## [Problem]
Produce an exact copy of all the records.
## start
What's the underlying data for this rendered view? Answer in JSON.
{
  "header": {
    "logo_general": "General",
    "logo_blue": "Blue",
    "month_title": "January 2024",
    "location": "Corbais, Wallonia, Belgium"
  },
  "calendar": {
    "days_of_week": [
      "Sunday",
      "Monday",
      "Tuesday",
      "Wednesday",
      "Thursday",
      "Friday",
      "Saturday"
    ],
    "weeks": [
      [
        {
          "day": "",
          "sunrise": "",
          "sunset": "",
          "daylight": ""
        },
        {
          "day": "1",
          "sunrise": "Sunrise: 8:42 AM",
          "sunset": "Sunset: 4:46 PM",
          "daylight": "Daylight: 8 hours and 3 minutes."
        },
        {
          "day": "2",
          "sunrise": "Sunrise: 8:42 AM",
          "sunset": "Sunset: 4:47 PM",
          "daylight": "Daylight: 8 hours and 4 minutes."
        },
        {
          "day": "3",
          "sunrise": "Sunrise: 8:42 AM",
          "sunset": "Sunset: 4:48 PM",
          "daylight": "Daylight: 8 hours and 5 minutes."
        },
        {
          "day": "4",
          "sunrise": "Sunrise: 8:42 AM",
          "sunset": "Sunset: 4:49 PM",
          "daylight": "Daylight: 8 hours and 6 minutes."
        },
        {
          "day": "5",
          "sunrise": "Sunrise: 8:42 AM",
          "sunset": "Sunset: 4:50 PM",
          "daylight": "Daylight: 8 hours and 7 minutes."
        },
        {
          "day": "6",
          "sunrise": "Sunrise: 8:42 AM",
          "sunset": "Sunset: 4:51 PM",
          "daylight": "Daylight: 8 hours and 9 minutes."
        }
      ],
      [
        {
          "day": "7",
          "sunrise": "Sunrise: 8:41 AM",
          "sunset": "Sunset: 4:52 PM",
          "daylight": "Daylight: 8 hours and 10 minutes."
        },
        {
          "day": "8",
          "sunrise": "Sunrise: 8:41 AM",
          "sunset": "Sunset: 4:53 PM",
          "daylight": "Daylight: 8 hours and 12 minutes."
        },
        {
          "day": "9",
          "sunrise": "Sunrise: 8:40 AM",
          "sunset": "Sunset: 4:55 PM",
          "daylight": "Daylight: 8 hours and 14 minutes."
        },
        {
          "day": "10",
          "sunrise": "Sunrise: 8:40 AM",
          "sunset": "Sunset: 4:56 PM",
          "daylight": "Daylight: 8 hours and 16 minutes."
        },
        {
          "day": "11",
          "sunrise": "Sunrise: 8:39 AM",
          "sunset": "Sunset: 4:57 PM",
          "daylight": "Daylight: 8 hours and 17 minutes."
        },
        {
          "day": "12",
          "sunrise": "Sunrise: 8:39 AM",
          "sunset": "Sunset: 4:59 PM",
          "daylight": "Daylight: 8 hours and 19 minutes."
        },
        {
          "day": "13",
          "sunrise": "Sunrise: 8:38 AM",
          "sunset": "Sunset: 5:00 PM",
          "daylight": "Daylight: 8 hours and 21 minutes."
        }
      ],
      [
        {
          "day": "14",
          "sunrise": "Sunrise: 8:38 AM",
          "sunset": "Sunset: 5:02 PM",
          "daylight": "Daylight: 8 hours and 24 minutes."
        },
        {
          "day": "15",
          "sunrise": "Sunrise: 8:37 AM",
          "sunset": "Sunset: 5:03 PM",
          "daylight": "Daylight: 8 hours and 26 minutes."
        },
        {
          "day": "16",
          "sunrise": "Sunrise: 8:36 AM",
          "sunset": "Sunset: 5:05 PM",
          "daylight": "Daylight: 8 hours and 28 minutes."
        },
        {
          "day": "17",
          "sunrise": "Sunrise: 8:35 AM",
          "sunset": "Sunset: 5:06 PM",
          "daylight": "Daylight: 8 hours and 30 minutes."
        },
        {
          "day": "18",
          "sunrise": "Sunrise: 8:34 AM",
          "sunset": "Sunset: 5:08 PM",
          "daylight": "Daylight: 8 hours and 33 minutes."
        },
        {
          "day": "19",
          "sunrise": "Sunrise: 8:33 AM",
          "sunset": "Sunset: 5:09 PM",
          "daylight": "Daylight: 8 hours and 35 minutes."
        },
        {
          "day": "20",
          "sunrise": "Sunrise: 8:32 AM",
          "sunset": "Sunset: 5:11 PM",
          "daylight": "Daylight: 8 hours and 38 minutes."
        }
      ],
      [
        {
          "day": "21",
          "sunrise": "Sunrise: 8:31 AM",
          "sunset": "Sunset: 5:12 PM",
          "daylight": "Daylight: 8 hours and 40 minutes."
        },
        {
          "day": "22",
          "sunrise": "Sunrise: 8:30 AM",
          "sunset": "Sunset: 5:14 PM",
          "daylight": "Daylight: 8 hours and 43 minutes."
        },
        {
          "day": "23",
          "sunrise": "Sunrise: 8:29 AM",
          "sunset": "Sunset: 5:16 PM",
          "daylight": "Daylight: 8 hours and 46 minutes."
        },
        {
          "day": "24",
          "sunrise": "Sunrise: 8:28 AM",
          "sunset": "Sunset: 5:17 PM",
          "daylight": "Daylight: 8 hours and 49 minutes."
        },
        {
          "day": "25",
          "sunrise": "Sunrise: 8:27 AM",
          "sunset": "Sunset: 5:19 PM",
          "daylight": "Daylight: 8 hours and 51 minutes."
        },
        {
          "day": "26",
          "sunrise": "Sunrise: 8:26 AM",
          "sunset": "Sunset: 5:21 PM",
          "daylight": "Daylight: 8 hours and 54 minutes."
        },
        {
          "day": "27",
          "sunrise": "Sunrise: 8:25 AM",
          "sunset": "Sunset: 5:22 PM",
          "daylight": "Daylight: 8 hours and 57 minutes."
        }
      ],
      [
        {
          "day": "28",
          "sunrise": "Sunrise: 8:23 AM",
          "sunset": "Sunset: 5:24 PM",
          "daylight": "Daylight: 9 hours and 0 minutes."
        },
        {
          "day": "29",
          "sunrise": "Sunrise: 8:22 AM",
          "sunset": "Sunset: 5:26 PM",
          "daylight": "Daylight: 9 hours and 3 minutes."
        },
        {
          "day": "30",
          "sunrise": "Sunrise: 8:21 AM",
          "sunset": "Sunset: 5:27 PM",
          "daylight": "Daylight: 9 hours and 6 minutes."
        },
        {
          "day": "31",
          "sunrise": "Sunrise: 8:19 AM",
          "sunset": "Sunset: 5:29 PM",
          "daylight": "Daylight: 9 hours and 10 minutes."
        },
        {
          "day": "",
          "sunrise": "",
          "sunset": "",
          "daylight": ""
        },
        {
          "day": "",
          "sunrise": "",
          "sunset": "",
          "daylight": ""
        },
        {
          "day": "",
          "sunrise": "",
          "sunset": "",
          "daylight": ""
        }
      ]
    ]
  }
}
## end
## [Correct result]
What's the underlying data for this rendered view? Answer in JSON.
{
  "header": {
    "logo_general": "General",
    "logo_blue": "Blue",
    "month_title": "January 2024",
    "location": "Corbais, Wallonia, Belgium"
  },
  "calendar": {
    "days_of_week": [
      "Sunday",
      "Monday",
      "Tuesday",
      "Wednesday",
      "Thursday",
      "Friday",
      "Saturday"
    ],
    "weeks": [
      [
        {
          "day": "",
          "sunrise": "",
          "sunset": "",
          "daylight": ""
        },
        {
          "day": "1",
          "sunrise": "Sunrise: 8:42 AM",
          "sunset": "Sunset: 4:46 PM",
          "daylight": "Daylight: 8 hours and 3 minutes."
        },
        {
          "day": "2",
          "sunrise": "Sunrise: 8:42 AM",
          "sunset": "Sunset: 4:47 PM",
          "daylight": "Daylight: 8 hours and 4 minutes."
        },
        {
          "day": "3",
          "sunrise": "Sunrise: 8:42 AM",
          "sunset": "Sunset: 4:48 PM",
          "daylight": "Daylight: 8 hours and 5 minutes."
        },
        {
          "day": "4",
          "sunrise": "Sunrise: 8:42 AM",
          "sunset": "Sunset: 4:49 PM",
          "daylight": "Daylight: 8 hours and 6 minutes."
        },
        {
          "day": "5",
          "sunrise": "Sunrise: 8:42 AM",
          "sunset": "Sunset: 4:50 PM",
          "daylight": "Daylight: 8 hours and 7 minutes."
        },
        {
          "day": "6",
          "sunrise": "Sunrise: 8:42 AM",
          "sunset": "Sunset: 4:51 PM",
          "daylight": "Daylight: 8 hours and 9 minutes."
        }
      ],
      [
        {
          "day": "7",
          "sunrise": "Sunrise: 8:41 AM",
          "sunset": "Sunset: 4:52 PM",
          "daylight": "Daylight: 8 hours and 10 minutes."
        },
        {
          "day": "8",
          "sunrise": "Sunrise: 8:41 AM",
          "sunset": "Sunset: 4:53 PM",
          "daylight": "Daylight: 8 hours and 12 minutes."
        },
        {
          "day": "9",
          "sunrise": "Sunrise: 8:40 AM",
          "sunset": "Sunset: 4:55 PM",
          "daylight": "Daylight: 8 hours and 14 minutes."
        },
        {
          "day": "10",
          "sunrise": "Sunrise: 8:40 AM",
          "sunset": "Sunset: 4:56 PM",
          "daylight": "Daylight: 8 hours and 16 minutes."
        },
        {
          "day": "11",
          "sunrise": "Sunrise: 8:39 AM",
          "sunset": "Sunset: 4:57 PM",
          "daylight": "Daylight: 8 hours and 17 minutes."
        },
        {
          "day": "12",
          "sunrise": "Sunrise: 8:39 AM",
          "sunset": "Sunset: 4:59 PM",
          "daylight": "Daylight: 8 hours and 19 minutes."
        },
        {
          "day": "13",
          "sunrise": "Sunrise: 8:38 AM",
          "sunset": "Sunset: 5:00 PM",
          "daylight": "Daylight: 8 hours and 21 minutes."
        }
      ],
      [
        {
          "day": "14",
          "sunrise": "Sunrise: 8:38 AM",
          "sunset": "Sunset: 5:02 PM",
          "daylight": "Daylight: 8 hours and 24 minutes."
        },
        {
          "day": "15",
          "sunrise": "Sunrise: 8:37 AM",
          "sunset": "Sunset: 5:03 PM",
          "daylight": "Daylight: 8 hours and 26 minutes."
        },
        {
          "day": "16",
          "sunrise": "Sunrise: 8:36 AM",
          "sunset": "Sunset: 5:05 PM",
          "daylight": "Daylight: 8 hours and 28 minutes."
        },
        {
          "day": "17",
          "sunrise": "Sunrise: 8:35 AM",
          "sunset": "Sunset: 5:06 PM",
          "daylight": "Daylight: 8 hours and 30 minutes."
        },
        {
          "day": "18",
          "sunrise": "Sunrise: 8:34 AM",
          "sunset": "Sunset: 5:08 PM",
          "daylight": "Daylight: 8 hours and 33 minutes."
        },
        {
          "day": "19",
          "sunrise": "Sunrise: 8:33 AM",
          "sunset": "Sunset: 5:09 PM",
          "daylight": "Daylight: 8 hours and 35 minutes."
        },
        {
          "day": "20",
          "sunrise": "Sunrise: 8:32 AM",
          "sunset": "Sunset: 5:11 PM",
          "daylight": "Daylight: 8 hours and 38 minutes."
        }
      ],
      [
        {
          "day": "21",
          "sunrise": "Sunrise: 8:31 AM",
          "sunset": "Sunset: 5:12 PM",
          "daylight": "Daylight: 8 hours and 40 minutes."
        },
        {
          "day": "22",
          "sunrise": "Sunrise: 8:30 AM",
          "sunset": "Sunset: 5:14 PM",
          "daylight": "Daylight: 8 hours and 43 minutes."
        },
        {
          "day": "23",
          "sunrise": "Sunrise: 8:29 AM",
          "sunset": "Sunset: 5:16 PM",
          "daylight": "Daylight: 8 hours and 46 minutes."
        },
        {
          "day": "24",
          "sunrise": "Sunrise: 8:28 AM",
          "sunset": "Sunset: 5:17 PM",
          "daylight": "Daylight: 8 hours and 49 minutes."
        },
        {
          "day": "25",
          "sunrise": "Sunrise: 8:27 AM",
          "sunset": "Sunset: 5:19 PM",
          "daylight": "Daylight: 8 hours and 51 minutes."
        },
        {
          "day": "26",
          "sunrise": "Sunrise: 8:26 AM",
          "sunset": "Sunset: 5:21 PM",
          "daylight": "Daylight: 8 hours and 54 minutes."
        },
        {
          "day": "27",
          "sunrise": "Sunrise: 8:25 AM",
          "sunset": "Sunset: 5:22 PM",
          "daylight": "Daylight: 8 hours and 57 minutes."
        }
      ],
      [
        {
          "day": "28",
          "sunrise": "Sunrise: 8:23 AM",
          "sunset": "Sunset: 5:24 PM",
          "daylight": "Daylight: 9 hours and 0 minutes."
        },
        {
          "day": "29",
          "sunrise": "Sunrise: 8:22 AM",
          "sunset": "Sunset: 5:26 PM",
          "daylight": "Daylight: 9 hours and 3 minutes."
        },
        {
          "day": "30",
          "sunrise": "Sunrise: 8:21 AM",
          "sunset": "Sunset: 5:27 PM",
          "daylight": "Daylight: 9 hours and 6 minutes."
        },
        {
          "day": "31",
          "sunrise": "Sunrise: 8:19 AM",
          "sunset": "Sunset: 5:29 PM",
          "daylight": "Daylight: 9 hours and 10 minutes."
        },
        {
          "day": "",
          "sunrise": "",
          "sunset": "",
          "daylight": ""
        },
        {
          "day": "",
          "sunrise": "",
          "sunset": "",
          "daylight": ""
        },
        {
          "day": "",
          "sunrise": "",
          "sunset": "",
          "daylight": ""
        }
      ]
    ]
  }
}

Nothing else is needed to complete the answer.